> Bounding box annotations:
--- begin ---

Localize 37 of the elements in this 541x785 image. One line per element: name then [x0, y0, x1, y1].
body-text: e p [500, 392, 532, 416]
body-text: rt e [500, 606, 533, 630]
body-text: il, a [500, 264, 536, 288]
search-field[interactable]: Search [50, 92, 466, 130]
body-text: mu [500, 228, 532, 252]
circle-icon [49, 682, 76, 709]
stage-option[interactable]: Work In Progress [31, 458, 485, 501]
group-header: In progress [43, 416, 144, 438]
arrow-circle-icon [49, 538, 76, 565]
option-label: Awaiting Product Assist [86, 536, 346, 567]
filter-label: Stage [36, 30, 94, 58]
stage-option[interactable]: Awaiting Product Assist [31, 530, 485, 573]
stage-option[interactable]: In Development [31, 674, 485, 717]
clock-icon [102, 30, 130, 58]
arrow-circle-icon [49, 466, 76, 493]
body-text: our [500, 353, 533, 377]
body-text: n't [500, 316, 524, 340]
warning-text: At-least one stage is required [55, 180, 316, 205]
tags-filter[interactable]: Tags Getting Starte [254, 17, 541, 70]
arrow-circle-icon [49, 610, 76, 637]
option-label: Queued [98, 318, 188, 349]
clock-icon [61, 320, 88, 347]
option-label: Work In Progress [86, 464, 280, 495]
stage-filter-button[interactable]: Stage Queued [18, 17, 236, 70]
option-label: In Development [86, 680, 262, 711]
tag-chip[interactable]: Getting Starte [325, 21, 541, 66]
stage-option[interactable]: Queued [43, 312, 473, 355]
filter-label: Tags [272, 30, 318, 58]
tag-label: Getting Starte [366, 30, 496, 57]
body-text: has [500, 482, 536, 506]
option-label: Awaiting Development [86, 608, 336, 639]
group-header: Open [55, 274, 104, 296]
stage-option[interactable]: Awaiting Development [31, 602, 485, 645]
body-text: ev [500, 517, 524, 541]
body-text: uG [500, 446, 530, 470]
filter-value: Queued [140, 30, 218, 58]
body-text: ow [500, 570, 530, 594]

--- end ---

> EXERCISE INSTRUCTIONS: Update the rows above by changing every "stage-option" to "stage-choice", leaving all other text unchanged.

> THE OUTPUT:
Localize 37 of the elements in this 541x785 image. One line per element: name then [x0, y0, x1, y1].
body-text: e p [500, 392, 532, 416]
body-text: rt e [500, 606, 533, 630]
body-text: il, a [500, 264, 536, 288]
search-field[interactable]: Search [50, 92, 466, 130]
body-text: mu [500, 228, 532, 252]
circle-icon [49, 682, 76, 709]
stage-choice[interactable]: Work In Progress [31, 458, 485, 501]
group-header: In progress [43, 416, 144, 438]
arrow-circle-icon [49, 538, 76, 565]
option-label: Awaiting Product Assist [86, 536, 346, 567]
filter-label: Stage [36, 30, 94, 58]
stage-choice[interactable]: Awaiting Product Assist [31, 530, 485, 573]
stage-choice[interactable]: In Development [31, 674, 485, 717]
clock-icon [102, 30, 130, 58]
arrow-circle-icon [49, 466, 76, 493]
body-text: our [500, 353, 533, 377]
body-text: n't [500, 316, 524, 340]
warning-text: At-least one stage is required [55, 180, 316, 205]
tags-filter[interactable]: Tags Getting Starte [254, 17, 541, 70]
arrow-circle-icon [49, 610, 76, 637]
option-label: Queued [98, 318, 188, 349]
clock-icon [61, 320, 88, 347]
option-label: Work In Progress [86, 464, 280, 495]
stage-filter-button[interactable]: Stage Queued [18, 17, 236, 70]
option-label: In Development [86, 680, 262, 711]
tag-chip[interactable]: Getting Starte [325, 21, 541, 66]
stage-choice[interactable]: Queued [43, 312, 473, 355]
filter-label: Tags [272, 30, 318, 58]
tag-label: Getting Starte [366, 30, 496, 57]
body-text: has [500, 482, 536, 506]
option-label: Awaiting Development [86, 608, 336, 639]
group-header: Open [55, 274, 104, 296]
stage-choice[interactable]: Awaiting Development [31, 602, 485, 645]
body-text: ev [500, 517, 524, 541]
body-text: uG [500, 446, 530, 470]
filter-value: Queued [140, 30, 218, 58]
body-text: ow [500, 570, 530, 594]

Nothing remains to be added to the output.